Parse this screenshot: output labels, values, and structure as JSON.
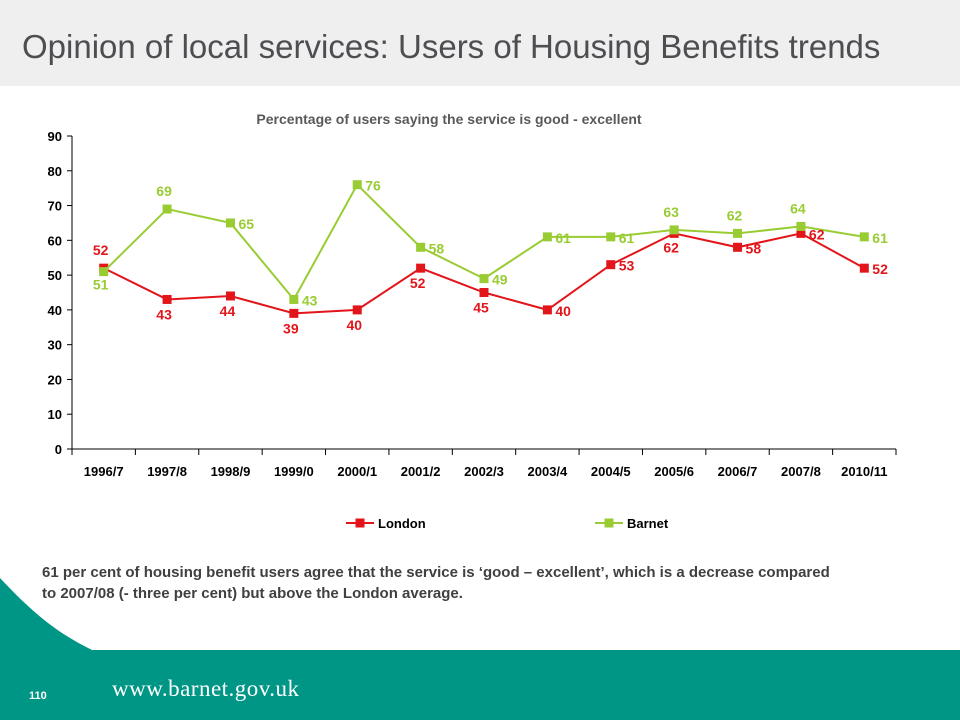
{
  "page": {
    "title": "Opinion of local services: Users of Housing Benefits trends",
    "summary": "61 per cent of  housing benefit users agree that the service is ‘good – excellent’, which is  a decrease compared to 2007/08 (- three per cent)  but above the London average.",
    "page_number": "110",
    "footer_url": "www.barnet.gov.uk"
  },
  "colors": {
    "london": "#e2151b",
    "barnet": "#99cc33",
    "footer_teal": "#009686",
    "title_band": "#efefef"
  },
  "chart_data": {
    "type": "line",
    "title": "Percentage of users saying the service is good - excellent",
    "categories": [
      "1996/7",
      "1997/8",
      "1998/9",
      "1999/0",
      "2000/1",
      "2001/2",
      "2002/3",
      "2003/4",
      "2004/5",
      "2005/6",
      "2006/7",
      "2007/8",
      "2010/11"
    ],
    "ylim": [
      0,
      90
    ],
    "yticks": [
      "0",
      "10",
      "20",
      "30",
      "40",
      "50",
      "60",
      "70",
      "80",
      "90"
    ],
    "grid": false,
    "legend_position": "bottom",
    "series": [
      {
        "name": "London",
        "color": "#e2151b",
        "values": [
          52,
          43,
          44,
          39,
          40,
          52,
          45,
          40,
          53,
          62,
          58,
          62,
          52
        ],
        "labels": [
          "52",
          "43",
          "44",
          "39",
          "40",
          "52",
          "45",
          "40",
          "53",
          "62",
          "58",
          "62",
          "52"
        ]
      },
      {
        "name": "Barnet",
        "color": "#99cc33",
        "values": [
          51,
          69,
          65,
          43,
          76,
          58,
          49,
          61,
          61,
          63,
          62,
          64,
          61
        ],
        "labels": [
          "51",
          "69",
          "65",
          "43",
          "76",
          "58",
          "49",
          "61",
          "61",
          "63",
          "62",
          "64",
          "61"
        ]
      }
    ]
  }
}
--------
SHORT EXERCISE:
Write the listing above out again exactly, dropping each image.

REPLY:
Parse this screenshot: output labels, values, and structure as JSON.
{
  "page": {
    "title": "Opinion of local services: Users of Housing Benefits trends",
    "summary": "61 per cent of  housing benefit users agree that the service is ‘good – excellent’, which is  a decrease compared to 2007/08 (- three per cent)  but above the London average.",
    "page_number": "110",
    "footer_url": "www.barnet.gov.uk"
  },
  "colors": {
    "london": "#e2151b",
    "barnet": "#99cc33",
    "footer_teal": "#009686",
    "title_band": "#efefef"
  },
  "chart_data": {
    "type": "line",
    "title": "Percentage of users saying the service is good - excellent",
    "categories": [
      "1996/7",
      "1997/8",
      "1998/9",
      "1999/0",
      "2000/1",
      "2001/2",
      "2002/3",
      "2003/4",
      "2004/5",
      "2005/6",
      "2006/7",
      "2007/8",
      "2010/11"
    ],
    "ylim": [
      0,
      90
    ],
    "yticks": [
      "0",
      "10",
      "20",
      "30",
      "40",
      "50",
      "60",
      "70",
      "80",
      "90"
    ],
    "grid": false,
    "legend_position": "bottom",
    "series": [
      {
        "name": "London",
        "color": "#e2151b",
        "values": [
          52,
          43,
          44,
          39,
          40,
          52,
          45,
          40,
          53,
          62,
          58,
          62,
          52
        ],
        "labels": [
          "52",
          "43",
          "44",
          "39",
          "40",
          "52",
          "45",
          "40",
          "53",
          "62",
          "58",
          "62",
          "52"
        ]
      },
      {
        "name": "Barnet",
        "color": "#99cc33",
        "values": [
          51,
          69,
          65,
          43,
          76,
          58,
          49,
          61,
          61,
          63,
          62,
          64,
          61
        ],
        "labels": [
          "51",
          "69",
          "65",
          "43",
          "76",
          "58",
          "49",
          "61",
          "61",
          "63",
          "62",
          "64",
          "61"
        ]
      }
    ]
  }
}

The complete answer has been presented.